TASK INSTRUCTIONS = Find the lines that hold "Settings". Report only how many there are.

(Stored dataset items)
* * *

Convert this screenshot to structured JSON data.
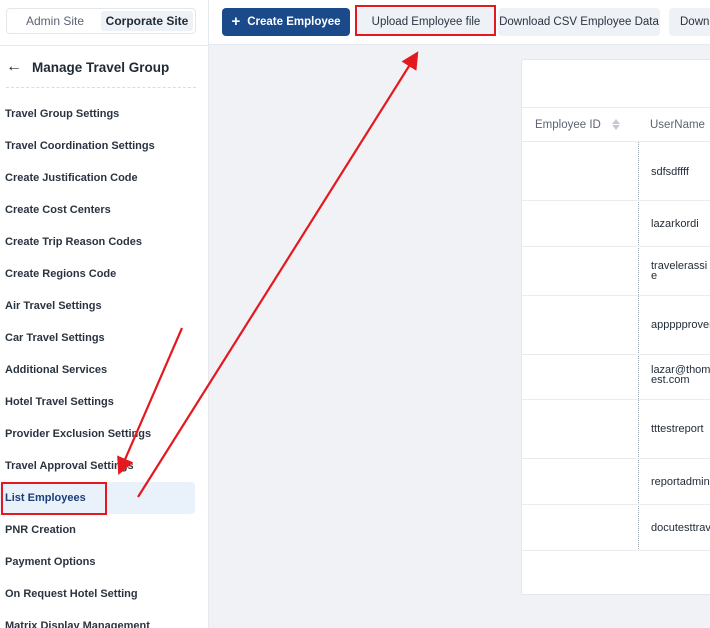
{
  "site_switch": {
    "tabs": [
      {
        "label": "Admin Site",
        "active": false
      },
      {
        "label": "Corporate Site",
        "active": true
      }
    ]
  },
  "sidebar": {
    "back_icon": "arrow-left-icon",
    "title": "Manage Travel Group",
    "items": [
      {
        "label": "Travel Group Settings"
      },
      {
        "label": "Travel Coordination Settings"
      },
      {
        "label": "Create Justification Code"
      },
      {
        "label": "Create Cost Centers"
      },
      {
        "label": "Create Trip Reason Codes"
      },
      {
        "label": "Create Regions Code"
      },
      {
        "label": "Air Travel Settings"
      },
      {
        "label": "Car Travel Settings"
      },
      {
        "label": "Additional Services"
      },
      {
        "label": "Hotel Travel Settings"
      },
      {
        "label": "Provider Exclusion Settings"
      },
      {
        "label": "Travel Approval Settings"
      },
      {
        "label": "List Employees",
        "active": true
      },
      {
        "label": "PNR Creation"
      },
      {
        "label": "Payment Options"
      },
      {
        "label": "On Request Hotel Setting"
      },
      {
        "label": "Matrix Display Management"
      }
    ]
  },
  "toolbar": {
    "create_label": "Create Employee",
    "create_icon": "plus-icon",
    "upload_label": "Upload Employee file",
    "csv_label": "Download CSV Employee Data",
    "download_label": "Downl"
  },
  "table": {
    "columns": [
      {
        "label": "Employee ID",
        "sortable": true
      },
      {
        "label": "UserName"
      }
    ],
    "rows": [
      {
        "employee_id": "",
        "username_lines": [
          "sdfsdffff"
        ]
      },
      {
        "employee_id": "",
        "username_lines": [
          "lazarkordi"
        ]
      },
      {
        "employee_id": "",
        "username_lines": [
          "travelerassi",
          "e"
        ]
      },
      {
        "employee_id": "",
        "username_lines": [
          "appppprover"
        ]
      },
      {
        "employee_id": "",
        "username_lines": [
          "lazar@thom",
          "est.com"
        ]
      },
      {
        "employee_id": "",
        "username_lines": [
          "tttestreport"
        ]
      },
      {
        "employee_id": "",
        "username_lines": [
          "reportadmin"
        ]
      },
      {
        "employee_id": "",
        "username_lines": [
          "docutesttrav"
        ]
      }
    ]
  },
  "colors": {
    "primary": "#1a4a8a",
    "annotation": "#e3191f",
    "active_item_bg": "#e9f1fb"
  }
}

* * *

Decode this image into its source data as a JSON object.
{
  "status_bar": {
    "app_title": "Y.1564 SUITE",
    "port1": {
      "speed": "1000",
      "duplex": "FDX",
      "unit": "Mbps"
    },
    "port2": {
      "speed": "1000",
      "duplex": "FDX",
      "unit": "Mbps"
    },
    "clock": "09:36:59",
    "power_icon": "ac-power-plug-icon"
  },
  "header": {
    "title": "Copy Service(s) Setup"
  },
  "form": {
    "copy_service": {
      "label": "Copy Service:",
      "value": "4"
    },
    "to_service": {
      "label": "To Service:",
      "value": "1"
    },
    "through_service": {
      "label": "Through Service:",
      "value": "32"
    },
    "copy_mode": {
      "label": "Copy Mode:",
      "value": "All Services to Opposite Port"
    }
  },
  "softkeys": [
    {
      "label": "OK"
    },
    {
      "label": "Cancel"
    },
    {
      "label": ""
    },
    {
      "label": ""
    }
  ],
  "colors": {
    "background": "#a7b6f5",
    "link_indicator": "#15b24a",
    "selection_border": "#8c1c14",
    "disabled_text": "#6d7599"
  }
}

* * *

CORRECT RESPONSE = 7